**Exercise instructions**:
Output the material below unchanged, apart from leaving out the pictures.

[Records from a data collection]
+++++
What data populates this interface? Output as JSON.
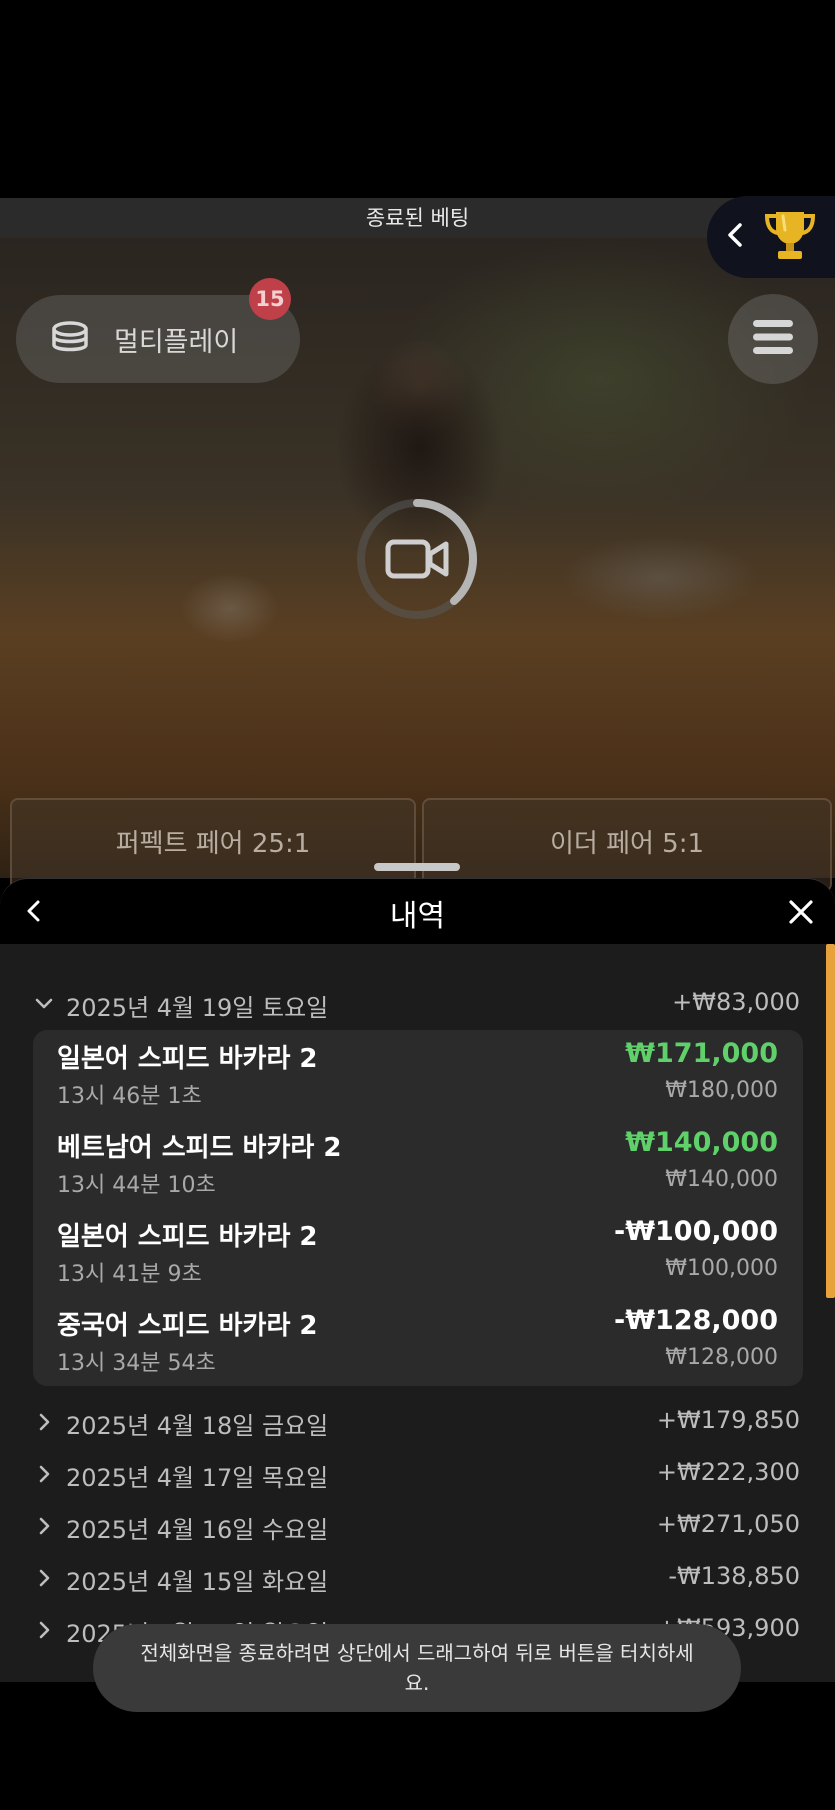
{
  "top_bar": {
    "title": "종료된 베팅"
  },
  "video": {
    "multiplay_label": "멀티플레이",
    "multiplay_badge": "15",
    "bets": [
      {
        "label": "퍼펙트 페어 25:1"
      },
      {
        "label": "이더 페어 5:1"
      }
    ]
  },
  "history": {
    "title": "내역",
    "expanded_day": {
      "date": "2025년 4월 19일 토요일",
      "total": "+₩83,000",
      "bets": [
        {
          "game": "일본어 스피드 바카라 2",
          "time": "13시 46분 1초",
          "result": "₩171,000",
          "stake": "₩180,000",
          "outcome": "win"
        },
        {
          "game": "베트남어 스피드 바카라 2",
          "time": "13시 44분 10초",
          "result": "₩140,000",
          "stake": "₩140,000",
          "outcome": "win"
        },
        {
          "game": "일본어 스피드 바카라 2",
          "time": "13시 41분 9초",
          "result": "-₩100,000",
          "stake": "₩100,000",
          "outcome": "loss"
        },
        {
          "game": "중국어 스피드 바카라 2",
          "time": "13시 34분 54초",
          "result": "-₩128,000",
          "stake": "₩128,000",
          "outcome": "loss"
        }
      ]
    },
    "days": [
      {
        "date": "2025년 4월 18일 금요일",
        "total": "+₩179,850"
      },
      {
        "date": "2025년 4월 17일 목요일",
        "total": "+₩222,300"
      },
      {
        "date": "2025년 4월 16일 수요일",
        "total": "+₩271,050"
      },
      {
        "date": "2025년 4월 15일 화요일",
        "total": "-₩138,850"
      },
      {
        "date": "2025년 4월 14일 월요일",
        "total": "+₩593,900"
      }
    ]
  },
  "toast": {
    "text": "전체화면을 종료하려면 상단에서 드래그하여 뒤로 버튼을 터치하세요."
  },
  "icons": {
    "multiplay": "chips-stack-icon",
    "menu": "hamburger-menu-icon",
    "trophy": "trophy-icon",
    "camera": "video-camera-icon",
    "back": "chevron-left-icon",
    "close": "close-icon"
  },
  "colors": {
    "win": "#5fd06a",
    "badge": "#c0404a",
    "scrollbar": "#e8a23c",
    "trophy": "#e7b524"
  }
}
+++++
**Written answer**:
What data populates this interface? Output as JSON.
{
  "top_bar": {
    "title": "종료된 베팅"
  },
  "video": {
    "multiplay_label": "멀티플레이",
    "multiplay_badge": "15",
    "bets": [
      {
        "label": "퍼펙트 페어 25:1"
      },
      {
        "label": "이더 페어 5:1"
      }
    ]
  },
  "history": {
    "title": "내역",
    "expanded_day": {
      "date": "2025년 4월 19일 토요일",
      "total": "+₩83,000",
      "bets": [
        {
          "game": "일본어 스피드 바카라 2",
          "time": "13시 46분 1초",
          "result": "₩171,000",
          "stake": "₩180,000",
          "outcome": "win"
        },
        {
          "game": "베트남어 스피드 바카라 2",
          "time": "13시 44분 10초",
          "result": "₩140,000",
          "stake": "₩140,000",
          "outcome": "win"
        },
        {
          "game": "일본어 스피드 바카라 2",
          "time": "13시 41분 9초",
          "result": "-₩100,000",
          "stake": "₩100,000",
          "outcome": "loss"
        },
        {
          "game": "중국어 스피드 바카라 2",
          "time": "13시 34분 54초",
          "result": "-₩128,000",
          "stake": "₩128,000",
          "outcome": "loss"
        }
      ]
    },
    "days": [
      {
        "date": "2025년 4월 18일 금요일",
        "total": "+₩179,850"
      },
      {
        "date": "2025년 4월 17일 목요일",
        "total": "+₩222,300"
      },
      {
        "date": "2025년 4월 16일 수요일",
        "total": "+₩271,050"
      },
      {
        "date": "2025년 4월 15일 화요일",
        "total": "-₩138,850"
      },
      {
        "date": "2025년 4월 14일 월요일",
        "total": "+₩593,900"
      }
    ]
  },
  "toast": {
    "text": "전체화면을 종료하려면 상단에서 드래그하여 뒤로 버튼을 터치하세요."
  },
  "icons": {
    "multiplay": "chips-stack-icon",
    "menu": "hamburger-menu-icon",
    "trophy": "trophy-icon",
    "camera": "video-camera-icon",
    "back": "chevron-left-icon",
    "close": "close-icon"
  },
  "colors": {
    "win": "#5fd06a",
    "badge": "#c0404a",
    "scrollbar": "#e8a23c",
    "trophy": "#e7b524"
  }
}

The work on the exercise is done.